┌──

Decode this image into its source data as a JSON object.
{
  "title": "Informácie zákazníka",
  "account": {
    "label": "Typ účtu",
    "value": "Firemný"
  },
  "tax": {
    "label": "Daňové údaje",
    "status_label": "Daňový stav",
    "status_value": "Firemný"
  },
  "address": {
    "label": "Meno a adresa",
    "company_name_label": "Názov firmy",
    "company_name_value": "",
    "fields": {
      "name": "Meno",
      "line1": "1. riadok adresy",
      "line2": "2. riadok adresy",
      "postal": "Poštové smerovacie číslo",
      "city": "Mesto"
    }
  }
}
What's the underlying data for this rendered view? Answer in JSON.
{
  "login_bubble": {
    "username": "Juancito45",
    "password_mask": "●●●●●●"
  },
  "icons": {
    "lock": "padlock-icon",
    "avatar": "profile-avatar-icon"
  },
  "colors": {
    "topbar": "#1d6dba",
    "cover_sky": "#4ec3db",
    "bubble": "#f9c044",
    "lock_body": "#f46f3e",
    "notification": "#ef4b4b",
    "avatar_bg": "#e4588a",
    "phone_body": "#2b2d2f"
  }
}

└──

■ **Problem to solve**
Write out every record, exactly as written.

■ **Final answer**
Decode this image into its source data as a JSON object.
{
  "title": "Informácie zákazníka",
  "account": {
    "label": "Typ účtu",
    "value": "Firemný"
  },
  "tax": {
    "label": "Daňové údaje",
    "status_label": "Daňový stav",
    "status_value": "Firemný"
  },
  "address": {
    "label": "Meno a adresa",
    "company_name_label": "Názov firmy",
    "company_name_value": "",
    "fields": {
      "name": "Meno",
      "line1": "1. riadok adresy",
      "line2": "2. riadok adresy",
      "postal": "Poštové smerovacie číslo",
      "city": "Mesto"
    }
  }
}
What's the underlying data for this rendered view? Answer in JSON.
{
  "login_bubble": {
    "username": "Juancito45",
    "password_mask": "●●●●●●"
  },
  "icons": {
    "lock": "padlock-icon",
    "avatar": "profile-avatar-icon"
  },
  "colors": {
    "topbar": "#1d6dba",
    "cover_sky": "#4ec3db",
    "bubble": "#f9c044",
    "lock_body": "#f46f3e",
    "notification": "#ef4b4b",
    "avatar_bg": "#e4588a",
    "phone_body": "#2b2d2f"
  }
}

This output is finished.